### [THE PROBLEM]
Will you transcribe the entries that follow, exactly and in full?

====== STORED ROWS ======

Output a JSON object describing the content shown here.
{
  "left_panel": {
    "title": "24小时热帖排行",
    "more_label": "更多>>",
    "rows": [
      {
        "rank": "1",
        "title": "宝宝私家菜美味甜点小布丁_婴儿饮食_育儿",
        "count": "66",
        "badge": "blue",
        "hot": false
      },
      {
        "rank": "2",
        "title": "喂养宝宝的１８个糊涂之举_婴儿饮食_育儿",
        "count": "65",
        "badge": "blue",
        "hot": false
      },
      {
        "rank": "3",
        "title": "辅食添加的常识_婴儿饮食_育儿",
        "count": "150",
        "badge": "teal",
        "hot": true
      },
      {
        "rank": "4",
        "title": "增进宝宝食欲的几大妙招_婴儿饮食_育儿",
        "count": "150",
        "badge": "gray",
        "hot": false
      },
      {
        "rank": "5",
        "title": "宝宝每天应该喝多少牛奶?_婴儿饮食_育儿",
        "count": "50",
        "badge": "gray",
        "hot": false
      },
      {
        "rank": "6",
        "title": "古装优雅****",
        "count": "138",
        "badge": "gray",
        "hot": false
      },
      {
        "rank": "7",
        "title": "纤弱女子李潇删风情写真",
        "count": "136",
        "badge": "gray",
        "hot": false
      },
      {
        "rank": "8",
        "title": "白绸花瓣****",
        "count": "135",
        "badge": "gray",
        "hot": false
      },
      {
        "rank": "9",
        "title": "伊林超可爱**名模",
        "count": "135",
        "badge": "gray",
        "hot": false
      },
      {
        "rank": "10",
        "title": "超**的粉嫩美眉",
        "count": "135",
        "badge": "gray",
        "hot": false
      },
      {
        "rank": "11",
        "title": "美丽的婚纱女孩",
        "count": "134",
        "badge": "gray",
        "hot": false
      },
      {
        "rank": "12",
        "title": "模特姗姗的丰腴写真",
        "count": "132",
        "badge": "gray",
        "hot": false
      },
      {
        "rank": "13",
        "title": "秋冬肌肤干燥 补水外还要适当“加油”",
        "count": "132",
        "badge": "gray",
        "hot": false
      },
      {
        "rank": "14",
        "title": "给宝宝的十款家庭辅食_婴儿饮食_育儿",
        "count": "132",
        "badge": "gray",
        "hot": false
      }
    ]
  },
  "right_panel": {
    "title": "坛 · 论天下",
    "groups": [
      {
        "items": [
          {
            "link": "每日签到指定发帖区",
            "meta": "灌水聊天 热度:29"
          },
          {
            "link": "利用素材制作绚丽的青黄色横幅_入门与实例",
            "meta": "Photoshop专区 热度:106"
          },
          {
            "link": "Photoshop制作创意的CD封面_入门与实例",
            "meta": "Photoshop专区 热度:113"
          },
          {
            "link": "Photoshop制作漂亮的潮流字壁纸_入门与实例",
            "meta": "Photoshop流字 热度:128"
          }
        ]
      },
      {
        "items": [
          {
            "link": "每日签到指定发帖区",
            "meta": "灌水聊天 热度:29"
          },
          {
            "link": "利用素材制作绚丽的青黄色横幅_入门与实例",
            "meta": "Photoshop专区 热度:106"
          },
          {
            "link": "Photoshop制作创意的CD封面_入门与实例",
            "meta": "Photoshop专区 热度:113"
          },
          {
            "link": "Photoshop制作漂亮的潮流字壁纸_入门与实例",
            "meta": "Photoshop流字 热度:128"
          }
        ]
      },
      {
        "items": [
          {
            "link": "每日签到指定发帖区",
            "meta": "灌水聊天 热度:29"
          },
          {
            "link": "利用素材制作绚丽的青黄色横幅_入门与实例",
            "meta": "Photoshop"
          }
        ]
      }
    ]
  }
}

======

### [SOLUTION TO THE PROBLEM]
Output a JSON object describing the content shown here.
{
  "left_panel": {
    "title": "24小时热帖排行",
    "more_label": "更多>>",
    "rows": [
      {
        "rank": "1",
        "title": "宝宝私家菜美味甜点小布丁_婴儿饮食_育儿",
        "count": "66",
        "badge": "blue",
        "hot": false
      },
      {
        "rank": "2",
        "title": "喂养宝宝的１８个糊涂之举_婴儿饮食_育儿",
        "count": "65",
        "badge": "blue",
        "hot": false
      },
      {
        "rank": "3",
        "title": "辅食添加的常识_婴儿饮食_育儿",
        "count": "150",
        "badge": "teal",
        "hot": true
      },
      {
        "rank": "4",
        "title": "增进宝宝食欲的几大妙招_婴儿饮食_育儿",
        "count": "150",
        "badge": "gray",
        "hot": false
      },
      {
        "rank": "5",
        "title": "宝宝每天应该喝多少牛奶?_婴儿饮食_育儿",
        "count": "50",
        "badge": "gray",
        "hot": false
      },
      {
        "rank": "6",
        "title": "古装优雅****",
        "count": "138",
        "badge": "gray",
        "hot": false
      },
      {
        "rank": "7",
        "title": "纤弱女子李潇删风情写真",
        "count": "136",
        "badge": "gray",
        "hot": false
      },
      {
        "rank": "8",
        "title": "白绸花瓣****",
        "count": "135",
        "badge": "gray",
        "hot": false
      },
      {
        "rank": "9",
        "title": "伊林超可爱**名模",
        "count": "135",
        "badge": "gray",
        "hot": false
      },
      {
        "rank": "10",
        "title": "超**的粉嫩美眉",
        "count": "135",
        "badge": "gray",
        "hot": false
      },
      {
        "rank": "11",
        "title": "美丽的婚纱女孩",
        "count": "134",
        "badge": "gray",
        "hot": false
      },
      {
        "rank": "12",
        "title": "模特姗姗的丰腴写真",
        "count": "132",
        "badge": "gray",
        "hot": false
      },
      {
        "rank": "13",
        "title": "秋冬肌肤干燥 补水外还要适当“加油”",
        "count": "132",
        "badge": "gray",
        "hot": false
      },
      {
        "rank": "14",
        "title": "给宝宝的十款家庭辅食_婴儿饮食_育儿",
        "count": "132",
        "badge": "gray",
        "hot": false
      }
    ]
  },
  "right_panel": {
    "title": "坛 · 论天下",
    "groups": [
      {
        "items": [
          {
            "link": "每日签到指定发帖区",
            "meta": "灌水聊天 热度:29"
          },
          {
            "link": "利用素材制作绚丽的青黄色横幅_入门与实例",
            "meta": "Photoshop专区 热度:106"
          },
          {
            "link": "Photoshop制作创意的CD封面_入门与实例",
            "meta": "Photoshop专区 热度:113"
          },
          {
            "link": "Photoshop制作漂亮的潮流字壁纸_入门与实例",
            "meta": "Photoshop流字 热度:128"
          }
        ]
      },
      {
        "items": [
          {
            "link": "每日签到指定发帖区",
            "meta": "灌水聊天 热度:29"
          },
          {
            "link": "利用素材制作绚丽的青黄色横幅_入门与实例",
            "meta": "Photoshop专区 热度:106"
          },
          {
            "link": "Photoshop制作创意的CD封面_入门与实例",
            "meta": "Photoshop专区 热度:113"
          },
          {
            "link": "Photoshop制作漂亮的潮流字壁纸_入门与实例",
            "meta": "Photoshop流字 热度:128"
          }
        ]
      },
      {
        "items": [
          {
            "link": "每日签到指定发帖区",
            "meta": "灌水聊天 热度:29"
          },
          {
            "link": "利用素材制作绚丽的青黄色横幅_入门与实例",
            "meta": "Photoshop"
          }
        ]
      }
    ]
  }
}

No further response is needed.